### THE PROBLEM
Scan the data below and pick out the lines containing the word "JSON".

### INFORMATION GIVEN
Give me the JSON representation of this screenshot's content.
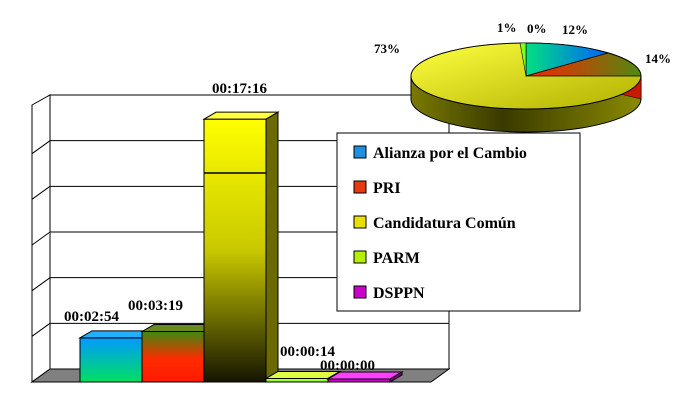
{
  "chart_data": [
    {
      "type": "bar",
      "categories": [
        "Alianza por el Cambio",
        "PRI",
        "Candidatura Común",
        "PARM",
        "DSPPN"
      ],
      "values": [
        "00:02:54",
        "00:03:19",
        "00:17:16",
        "00:00:14",
        "00:00:00"
      ],
      "values_seconds": [
        174,
        199,
        1036,
        14,
        0
      ],
      "ylim_seconds": [
        0,
        1080
      ],
      "grid": true,
      "three_d": true
    },
    {
      "type": "pie",
      "categories": [
        "Alianza por el Cambio",
        "PRI",
        "Candidatura Común",
        "PARM",
        "DSPPN"
      ],
      "values": [
        12,
        14,
        73,
        1,
        0
      ],
      "labels": [
        "12%",
        "14%",
        "73%",
        "1%",
        "0%"
      ],
      "three_d": true
    }
  ],
  "legend": {
    "placement": "right",
    "items": [
      {
        "label": "Alianza por el Cambio",
        "color": "#1f8fe0"
      },
      {
        "label": "PRI",
        "color": "#e63a10"
      },
      {
        "label": "Candidatura Común",
        "color": "#e8e000"
      },
      {
        "label": "PARM",
        "color": "#b4f000"
      },
      {
        "label": "DSPPN",
        "color": "#cc00cc"
      }
    ]
  },
  "colors": {
    "alianza_top": "#0099ff",
    "alianza_bottom": "#00e060",
    "pri_top": "#4a8a10",
    "pri_bottom": "#ff2000",
    "comun_top": "#ffff00",
    "comun_bottom": "#1a1a00",
    "parm_top": "#ffff00",
    "parm_bottom": "#40ff40",
    "dsppn_top": "#ff00ff",
    "dsppn_bottom": "#990099",
    "floor": "#808080"
  }
}
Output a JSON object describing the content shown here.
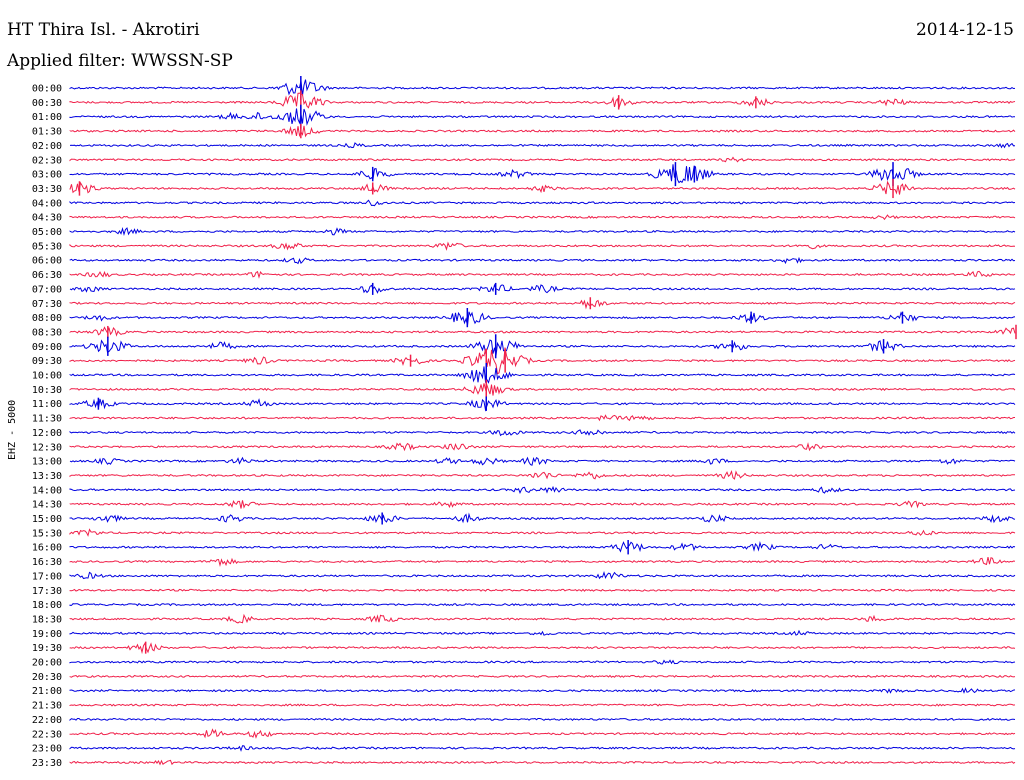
{
  "header": {
    "station": "HT Thira Isl. - Akrotiri",
    "date": "2014-12-15",
    "filter": "Applied filter: WWSSN-SP"
  },
  "chart_data": {
    "type": "line",
    "title": "HT Thira Isl. - Akrotiri",
    "channel_label": "EHZ - 5000",
    "colors": [
      "#0000e0",
      "#f0204a"
    ],
    "rows": [
      {
        "time": "00:00",
        "events": [
          {
            "t": 0.244,
            "a": 1.0
          }
        ]
      },
      {
        "time": "00:30",
        "events": [
          {
            "t": 0.244,
            "a": 1.0
          },
          {
            "t": 0.58,
            "a": 0.6
          },
          {
            "t": 0.725,
            "a": 0.5
          },
          {
            "t": 0.87,
            "a": 0.4
          }
        ]
      },
      {
        "time": "01:00",
        "events": [
          {
            "t": 0.244,
            "a": 1.0
          },
          {
            "t": 0.17,
            "a": 0.3
          },
          {
            "t": 0.2,
            "a": 0.4
          }
        ]
      },
      {
        "time": "01:30",
        "events": [
          {
            "t": 0.244,
            "a": 0.6
          }
        ]
      },
      {
        "time": "02:00",
        "events": [
          {
            "t": 0.3,
            "a": 0.2
          },
          {
            "t": 0.99,
            "a": 0.2
          }
        ]
      },
      {
        "time": "02:30",
        "events": [
          {
            "t": 0.7,
            "a": 0.2
          }
        ]
      },
      {
        "time": "03:00",
        "events": [
          {
            "t": 0.32,
            "a": 0.6
          },
          {
            "t": 0.47,
            "a": 0.4
          },
          {
            "t": 0.64,
            "a": 1.0
          },
          {
            "t": 0.66,
            "a": 0.7
          },
          {
            "t": 0.87,
            "a": 1.0
          }
        ]
      },
      {
        "time": "03:30",
        "events": [
          {
            "t": 0.01,
            "a": 0.6
          },
          {
            "t": 0.32,
            "a": 0.5
          },
          {
            "t": 0.5,
            "a": 0.3
          },
          {
            "t": 0.87,
            "a": 0.8
          }
        ]
      },
      {
        "time": "04:00",
        "events": [
          {
            "t": 0.32,
            "a": 0.3
          }
        ]
      },
      {
        "time": "04:30",
        "events": [
          {
            "t": 0.86,
            "a": 0.2
          }
        ]
      },
      {
        "time": "05:00",
        "events": [
          {
            "t": 0.06,
            "a": 0.3
          },
          {
            "t": 0.28,
            "a": 0.3
          }
        ]
      },
      {
        "time": "05:30",
        "events": [
          {
            "t": 0.23,
            "a": 0.4
          },
          {
            "t": 0.4,
            "a": 0.4
          },
          {
            "t": 0.78,
            "a": 0.3
          }
        ]
      },
      {
        "time": "06:00",
        "events": [
          {
            "t": 0.24,
            "a": 0.3
          },
          {
            "t": 0.76,
            "a": 0.3
          }
        ]
      },
      {
        "time": "06:30",
        "events": [
          {
            "t": 0.03,
            "a": 0.3
          },
          {
            "t": 0.2,
            "a": 0.3
          },
          {
            "t": 0.96,
            "a": 0.3
          }
        ]
      },
      {
        "time": "07:00",
        "events": [
          {
            "t": 0.02,
            "a": 0.3
          },
          {
            "t": 0.32,
            "a": 0.5
          },
          {
            "t": 0.45,
            "a": 0.5
          },
          {
            "t": 0.5,
            "a": 0.4
          }
        ]
      },
      {
        "time": "07:30",
        "events": [
          {
            "t": 0.55,
            "a": 0.5
          }
        ]
      },
      {
        "time": "08:00",
        "events": [
          {
            "t": 0.03,
            "a": 0.3
          },
          {
            "t": 0.42,
            "a": 0.8
          },
          {
            "t": 0.72,
            "a": 0.5
          },
          {
            "t": 0.88,
            "a": 0.5
          }
        ]
      },
      {
        "time": "08:30",
        "events": [
          {
            "t": 0.04,
            "a": 0.5
          },
          {
            "t": 1.0,
            "a": 0.6
          }
        ]
      },
      {
        "time": "09:00",
        "events": [
          {
            "t": 0.04,
            "a": 0.8
          },
          {
            "t": 0.16,
            "a": 0.4
          },
          {
            "t": 0.45,
            "a": 1.0
          },
          {
            "t": 0.7,
            "a": 0.5
          },
          {
            "t": 0.86,
            "a": 0.6
          }
        ]
      },
      {
        "time": "09:30",
        "events": [
          {
            "t": 0.2,
            "a": 0.4
          },
          {
            "t": 0.36,
            "a": 0.5
          },
          {
            "t": 0.44,
            "a": 1.0
          },
          {
            "t": 0.46,
            "a": 1.0
          }
        ]
      },
      {
        "time": "10:00",
        "events": [
          {
            "t": 0.44,
            "a": 1.0
          }
        ]
      },
      {
        "time": "10:30",
        "events": [
          {
            "t": 0.44,
            "a": 0.8
          }
        ]
      },
      {
        "time": "11:00",
        "events": [
          {
            "t": 0.03,
            "a": 0.5
          },
          {
            "t": 0.2,
            "a": 0.4
          },
          {
            "t": 0.44,
            "a": 0.6
          }
        ]
      },
      {
        "time": "11:30",
        "events": [
          {
            "t": 0.57,
            "a": 0.3
          },
          {
            "t": 0.6,
            "a": 0.3
          }
        ]
      },
      {
        "time": "12:00",
        "events": [
          {
            "t": 0.46,
            "a": 0.4
          },
          {
            "t": 0.55,
            "a": 0.4
          }
        ]
      },
      {
        "time": "12:30",
        "events": [
          {
            "t": 0.35,
            "a": 0.4
          },
          {
            "t": 0.41,
            "a": 0.4
          },
          {
            "t": 0.78,
            "a": 0.3
          }
        ]
      },
      {
        "time": "13:00",
        "events": [
          {
            "t": 0.04,
            "a": 0.3
          },
          {
            "t": 0.18,
            "a": 0.3
          },
          {
            "t": 0.4,
            "a": 0.3
          },
          {
            "t": 0.44,
            "a": 0.4
          },
          {
            "t": 0.49,
            "a": 0.4
          },
          {
            "t": 0.68,
            "a": 0.3
          },
          {
            "t": 0.93,
            "a": 0.3
          }
        ]
      },
      {
        "time": "13:30",
        "events": [
          {
            "t": 0.5,
            "a": 0.4
          },
          {
            "t": 0.55,
            "a": 0.4
          },
          {
            "t": 0.7,
            "a": 0.4
          }
        ]
      },
      {
        "time": "14:00",
        "events": [
          {
            "t": 0.48,
            "a": 0.3
          },
          {
            "t": 0.51,
            "a": 0.3
          },
          {
            "t": 0.8,
            "a": 0.3
          }
        ]
      },
      {
        "time": "14:30",
        "events": [
          {
            "t": 0.18,
            "a": 0.4
          },
          {
            "t": 0.4,
            "a": 0.3
          },
          {
            "t": 0.89,
            "a": 0.3
          }
        ]
      },
      {
        "time": "15:00",
        "events": [
          {
            "t": 0.04,
            "a": 0.4
          },
          {
            "t": 0.17,
            "a": 0.4
          },
          {
            "t": 0.33,
            "a": 0.5
          },
          {
            "t": 0.42,
            "a": 0.4
          },
          {
            "t": 0.68,
            "a": 0.4
          },
          {
            "t": 0.98,
            "a": 0.4
          }
        ]
      },
      {
        "time": "15:30",
        "events": [
          {
            "t": 0.02,
            "a": 0.3
          },
          {
            "t": 0.9,
            "a": 0.3
          }
        ]
      },
      {
        "time": "16:00",
        "events": [
          {
            "t": 0.59,
            "a": 0.6
          },
          {
            "t": 0.65,
            "a": 0.4
          },
          {
            "t": 0.73,
            "a": 0.4
          },
          {
            "t": 0.8,
            "a": 0.3
          }
        ]
      },
      {
        "time": "16:30",
        "events": [
          {
            "t": 0.16,
            "a": 0.4
          },
          {
            "t": 0.97,
            "a": 0.4
          }
        ]
      },
      {
        "time": "17:00",
        "events": [
          {
            "t": 0.02,
            "a": 0.3
          },
          {
            "t": 0.57,
            "a": 0.4
          }
        ]
      },
      {
        "time": "17:30",
        "events": []
      },
      {
        "time": "18:00",
        "events": []
      },
      {
        "time": "18:30",
        "events": [
          {
            "t": 0.18,
            "a": 0.4
          },
          {
            "t": 0.33,
            "a": 0.4
          },
          {
            "t": 0.85,
            "a": 0.3
          }
        ]
      },
      {
        "time": "19:00",
        "events": [
          {
            "t": 0.5,
            "a": 0.2
          },
          {
            "t": 0.77,
            "a": 0.2
          }
        ]
      },
      {
        "time": "19:30",
        "events": [
          {
            "t": 0.08,
            "a": 0.5
          }
        ]
      },
      {
        "time": "20:00",
        "events": [
          {
            "t": 0.63,
            "a": 0.2
          }
        ]
      },
      {
        "time": "20:30",
        "events": []
      },
      {
        "time": "21:00",
        "events": [
          {
            "t": 0.87,
            "a": 0.2
          },
          {
            "t": 0.95,
            "a": 0.2
          }
        ]
      },
      {
        "time": "21:30",
        "events": []
      },
      {
        "time": "22:00",
        "events": []
      },
      {
        "time": "22:30",
        "events": [
          {
            "t": 0.15,
            "a": 0.4
          },
          {
            "t": 0.2,
            "a": 0.4
          }
        ]
      },
      {
        "time": "23:00",
        "events": [
          {
            "t": 0.18,
            "a": 0.2
          }
        ]
      },
      {
        "time": "23:30",
        "events": [
          {
            "t": 0.1,
            "a": 0.2
          }
        ]
      }
    ]
  }
}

### SOLUTION
Give me the JSON representation of this screenshot's content.
Output a JSON object describing the content shown here.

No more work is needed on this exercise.